▶ **Brief**
Reproduce every entry exactly.

▶ **Entries shown**
[start]

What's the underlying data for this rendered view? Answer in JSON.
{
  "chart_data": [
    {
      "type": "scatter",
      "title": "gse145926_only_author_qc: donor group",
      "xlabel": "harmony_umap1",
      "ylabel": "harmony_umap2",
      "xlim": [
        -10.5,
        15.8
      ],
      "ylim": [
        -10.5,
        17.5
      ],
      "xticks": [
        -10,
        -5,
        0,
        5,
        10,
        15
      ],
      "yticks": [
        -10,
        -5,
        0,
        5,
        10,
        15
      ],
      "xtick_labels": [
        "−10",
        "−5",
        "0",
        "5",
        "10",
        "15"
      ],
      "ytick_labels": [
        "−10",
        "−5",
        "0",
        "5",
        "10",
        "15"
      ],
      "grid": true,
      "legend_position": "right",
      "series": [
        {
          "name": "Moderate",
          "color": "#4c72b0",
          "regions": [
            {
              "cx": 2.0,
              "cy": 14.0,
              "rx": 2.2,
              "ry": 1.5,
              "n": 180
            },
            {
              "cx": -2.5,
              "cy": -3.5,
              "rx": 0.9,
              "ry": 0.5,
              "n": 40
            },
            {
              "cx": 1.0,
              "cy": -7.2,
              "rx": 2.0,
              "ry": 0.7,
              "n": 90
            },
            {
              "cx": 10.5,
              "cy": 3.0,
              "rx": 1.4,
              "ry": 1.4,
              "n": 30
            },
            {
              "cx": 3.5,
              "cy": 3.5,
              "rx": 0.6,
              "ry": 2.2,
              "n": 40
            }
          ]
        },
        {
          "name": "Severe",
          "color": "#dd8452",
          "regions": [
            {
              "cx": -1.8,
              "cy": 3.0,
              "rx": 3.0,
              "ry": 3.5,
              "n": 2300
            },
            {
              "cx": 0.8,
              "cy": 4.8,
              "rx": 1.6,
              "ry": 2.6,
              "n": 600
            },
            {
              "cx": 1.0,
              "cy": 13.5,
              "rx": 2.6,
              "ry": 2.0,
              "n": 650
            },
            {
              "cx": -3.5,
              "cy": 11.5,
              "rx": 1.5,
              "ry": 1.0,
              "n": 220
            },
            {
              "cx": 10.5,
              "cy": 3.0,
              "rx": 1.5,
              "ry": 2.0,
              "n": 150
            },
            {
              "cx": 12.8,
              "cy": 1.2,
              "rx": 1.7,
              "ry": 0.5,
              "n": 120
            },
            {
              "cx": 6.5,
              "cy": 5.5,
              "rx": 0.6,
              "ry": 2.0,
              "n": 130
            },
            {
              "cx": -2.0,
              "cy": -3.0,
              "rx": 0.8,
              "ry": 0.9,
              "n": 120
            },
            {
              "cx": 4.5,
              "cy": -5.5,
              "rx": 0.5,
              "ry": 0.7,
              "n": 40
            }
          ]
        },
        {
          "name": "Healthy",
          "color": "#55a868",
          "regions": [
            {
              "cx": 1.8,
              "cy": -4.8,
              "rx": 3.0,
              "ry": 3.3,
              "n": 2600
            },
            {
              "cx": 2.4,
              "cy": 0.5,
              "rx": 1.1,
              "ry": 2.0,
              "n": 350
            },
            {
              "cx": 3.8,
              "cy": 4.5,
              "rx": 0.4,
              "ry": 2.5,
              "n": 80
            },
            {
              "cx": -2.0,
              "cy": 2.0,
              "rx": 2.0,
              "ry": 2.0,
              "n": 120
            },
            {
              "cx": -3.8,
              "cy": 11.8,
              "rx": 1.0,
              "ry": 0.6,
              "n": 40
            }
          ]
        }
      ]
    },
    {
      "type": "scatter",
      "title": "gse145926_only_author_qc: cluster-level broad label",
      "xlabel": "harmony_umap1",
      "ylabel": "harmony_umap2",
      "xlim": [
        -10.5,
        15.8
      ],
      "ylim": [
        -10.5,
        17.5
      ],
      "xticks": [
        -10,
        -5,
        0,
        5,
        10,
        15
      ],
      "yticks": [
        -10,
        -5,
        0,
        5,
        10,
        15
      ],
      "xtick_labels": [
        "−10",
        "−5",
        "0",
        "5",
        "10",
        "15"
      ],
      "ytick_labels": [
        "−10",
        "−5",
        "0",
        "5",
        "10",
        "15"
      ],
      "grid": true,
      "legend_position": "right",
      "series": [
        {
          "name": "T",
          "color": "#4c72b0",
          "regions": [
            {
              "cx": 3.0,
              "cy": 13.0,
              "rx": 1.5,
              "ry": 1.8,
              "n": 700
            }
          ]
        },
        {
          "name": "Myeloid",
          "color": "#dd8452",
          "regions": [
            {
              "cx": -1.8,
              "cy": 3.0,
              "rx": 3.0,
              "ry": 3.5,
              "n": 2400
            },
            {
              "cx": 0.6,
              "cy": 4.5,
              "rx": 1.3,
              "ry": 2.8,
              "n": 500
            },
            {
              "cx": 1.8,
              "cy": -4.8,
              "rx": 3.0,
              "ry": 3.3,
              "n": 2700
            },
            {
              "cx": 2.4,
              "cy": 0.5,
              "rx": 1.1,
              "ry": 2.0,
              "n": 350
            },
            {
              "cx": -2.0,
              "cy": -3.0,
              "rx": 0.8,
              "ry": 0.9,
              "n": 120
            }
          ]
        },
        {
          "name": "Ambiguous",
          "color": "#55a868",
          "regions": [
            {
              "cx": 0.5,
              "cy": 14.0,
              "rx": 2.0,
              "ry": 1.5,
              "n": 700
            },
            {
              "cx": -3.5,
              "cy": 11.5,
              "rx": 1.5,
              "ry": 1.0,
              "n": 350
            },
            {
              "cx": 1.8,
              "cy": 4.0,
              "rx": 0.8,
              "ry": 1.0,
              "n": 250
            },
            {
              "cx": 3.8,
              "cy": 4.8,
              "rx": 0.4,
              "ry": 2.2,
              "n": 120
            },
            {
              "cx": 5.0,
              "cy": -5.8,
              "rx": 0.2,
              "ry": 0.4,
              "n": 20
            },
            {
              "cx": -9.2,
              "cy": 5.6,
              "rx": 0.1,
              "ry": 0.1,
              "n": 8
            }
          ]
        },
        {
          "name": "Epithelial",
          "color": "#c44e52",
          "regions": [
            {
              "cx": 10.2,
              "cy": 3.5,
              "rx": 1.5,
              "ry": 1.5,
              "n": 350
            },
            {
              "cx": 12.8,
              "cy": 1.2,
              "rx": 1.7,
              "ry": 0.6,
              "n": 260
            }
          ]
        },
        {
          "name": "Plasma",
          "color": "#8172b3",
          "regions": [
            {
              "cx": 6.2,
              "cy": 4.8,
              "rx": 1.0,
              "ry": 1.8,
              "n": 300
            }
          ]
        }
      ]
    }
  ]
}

[end]

▶ **Completed task**
What's the underlying data for this rendered view? Answer in JSON.
{
  "chart_data": [
    {
      "type": "scatter",
      "title": "gse145926_only_author_qc: donor group",
      "xlabel": "harmony_umap1",
      "ylabel": "harmony_umap2",
      "xlim": [
        -10.5,
        15.8
      ],
      "ylim": [
        -10.5,
        17.5
      ],
      "xticks": [
        -10,
        -5,
        0,
        5,
        10,
        15
      ],
      "yticks": [
        -10,
        -5,
        0,
        5,
        10,
        15
      ],
      "xtick_labels": [
        "−10",
        "−5",
        "0",
        "5",
        "10",
        "15"
      ],
      "ytick_labels": [
        "−10",
        "−5",
        "0",
        "5",
        "10",
        "15"
      ],
      "grid": true,
      "legend_position": "right",
      "series": [
        {
          "name": "Moderate",
          "color": "#4c72b0",
          "regions": [
            {
              "cx": 2.0,
              "cy": 14.0,
              "rx": 2.2,
              "ry": 1.5,
              "n": 180
            },
            {
              "cx": -2.5,
              "cy": -3.5,
              "rx": 0.9,
              "ry": 0.5,
              "n": 40
            },
            {
              "cx": 1.0,
              "cy": -7.2,
              "rx": 2.0,
              "ry": 0.7,
              "n": 90
            },
            {
              "cx": 10.5,
              "cy": 3.0,
              "rx": 1.4,
              "ry": 1.4,
              "n": 30
            },
            {
              "cx": 3.5,
              "cy": 3.5,
              "rx": 0.6,
              "ry": 2.2,
              "n": 40
            }
          ]
        },
        {
          "name": "Severe",
          "color": "#dd8452",
          "regions": [
            {
              "cx": -1.8,
              "cy": 3.0,
              "rx": 3.0,
              "ry": 3.5,
              "n": 2300
            },
            {
              "cx": 0.8,
              "cy": 4.8,
              "rx": 1.6,
              "ry": 2.6,
              "n": 600
            },
            {
              "cx": 1.0,
              "cy": 13.5,
              "rx": 2.6,
              "ry": 2.0,
              "n": 650
            },
            {
              "cx": -3.5,
              "cy": 11.5,
              "rx": 1.5,
              "ry": 1.0,
              "n": 220
            },
            {
              "cx": 10.5,
              "cy": 3.0,
              "rx": 1.5,
              "ry": 2.0,
              "n": 150
            },
            {
              "cx": 12.8,
              "cy": 1.2,
              "rx": 1.7,
              "ry": 0.5,
              "n": 120
            },
            {
              "cx": 6.5,
              "cy": 5.5,
              "rx": 0.6,
              "ry": 2.0,
              "n": 130
            },
            {
              "cx": -2.0,
              "cy": -3.0,
              "rx": 0.8,
              "ry": 0.9,
              "n": 120
            },
            {
              "cx": 4.5,
              "cy": -5.5,
              "rx": 0.5,
              "ry": 0.7,
              "n": 40
            }
          ]
        },
        {
          "name": "Healthy",
          "color": "#55a868",
          "regions": [
            {
              "cx": 1.8,
              "cy": -4.8,
              "rx": 3.0,
              "ry": 3.3,
              "n": 2600
            },
            {
              "cx": 2.4,
              "cy": 0.5,
              "rx": 1.1,
              "ry": 2.0,
              "n": 350
            },
            {
              "cx": 3.8,
              "cy": 4.5,
              "rx": 0.4,
              "ry": 2.5,
              "n": 80
            },
            {
              "cx": -2.0,
              "cy": 2.0,
              "rx": 2.0,
              "ry": 2.0,
              "n": 120
            },
            {
              "cx": -3.8,
              "cy": 11.8,
              "rx": 1.0,
              "ry": 0.6,
              "n": 40
            }
          ]
        }
      ]
    },
    {
      "type": "scatter",
      "title": "gse145926_only_author_qc: cluster-level broad label",
      "xlabel": "harmony_umap1",
      "ylabel": "harmony_umap2",
      "xlim": [
        -10.5,
        15.8
      ],
      "ylim": [
        -10.5,
        17.5
      ],
      "xticks": [
        -10,
        -5,
        0,
        5,
        10,
        15
      ],
      "yticks": [
        -10,
        -5,
        0,
        5,
        10,
        15
      ],
      "xtick_labels": [
        "−10",
        "−5",
        "0",
        "5",
        "10",
        "15"
      ],
      "ytick_labels": [
        "−10",
        "−5",
        "0",
        "5",
        "10",
        "15"
      ],
      "grid": true,
      "legend_position": "right",
      "series": [
        {
          "name": "T",
          "color": "#4c72b0",
          "regions": [
            {
              "cx": 3.0,
              "cy": 13.0,
              "rx": 1.5,
              "ry": 1.8,
              "n": 700
            }
          ]
        },
        {
          "name": "Myeloid",
          "color": "#dd8452",
          "regions": [
            {
              "cx": -1.8,
              "cy": 3.0,
              "rx": 3.0,
              "ry": 3.5,
              "n": 2400
            },
            {
              "cx": 0.6,
              "cy": 4.5,
              "rx": 1.3,
              "ry": 2.8,
              "n": 500
            },
            {
              "cx": 1.8,
              "cy": -4.8,
              "rx": 3.0,
              "ry": 3.3,
              "n": 2700
            },
            {
              "cx": 2.4,
              "cy": 0.5,
              "rx": 1.1,
              "ry": 2.0,
              "n": 350
            },
            {
              "cx": -2.0,
              "cy": -3.0,
              "rx": 0.8,
              "ry": 0.9,
              "n": 120
            }
          ]
        },
        {
          "name": "Ambiguous",
          "color": "#55a868",
          "regions": [
            {
              "cx": 0.5,
              "cy": 14.0,
              "rx": 2.0,
              "ry": 1.5,
              "n": 700
            },
            {
              "cx": -3.5,
              "cy": 11.5,
              "rx": 1.5,
              "ry": 1.0,
              "n": 350
            },
            {
              "cx": 1.8,
              "cy": 4.0,
              "rx": 0.8,
              "ry": 1.0,
              "n": 250
            },
            {
              "cx": 3.8,
              "cy": 4.8,
              "rx": 0.4,
              "ry": 2.2,
              "n": 120
            },
            {
              "cx": 5.0,
              "cy": -5.8,
              "rx": 0.2,
              "ry": 0.4,
              "n": 20
            },
            {
              "cx": -9.2,
              "cy": 5.6,
              "rx": 0.1,
              "ry": 0.1,
              "n": 8
            }
          ]
        },
        {
          "name": "Epithelial",
          "color": "#c44e52",
          "regions": [
            {
              "cx": 10.2,
              "cy": 3.5,
              "rx": 1.5,
              "ry": 1.5,
              "n": 350
            },
            {
              "cx": 12.8,
              "cy": 1.2,
              "rx": 1.7,
              "ry": 0.6,
              "n": 260
            }
          ]
        },
        {
          "name": "Plasma",
          "color": "#8172b3",
          "regions": [
            {
              "cx": 6.2,
              "cy": 4.8,
              "rx": 1.0,
              "ry": 1.8,
              "n": 300
            }
          ]
        }
      ]
    }
  ]
}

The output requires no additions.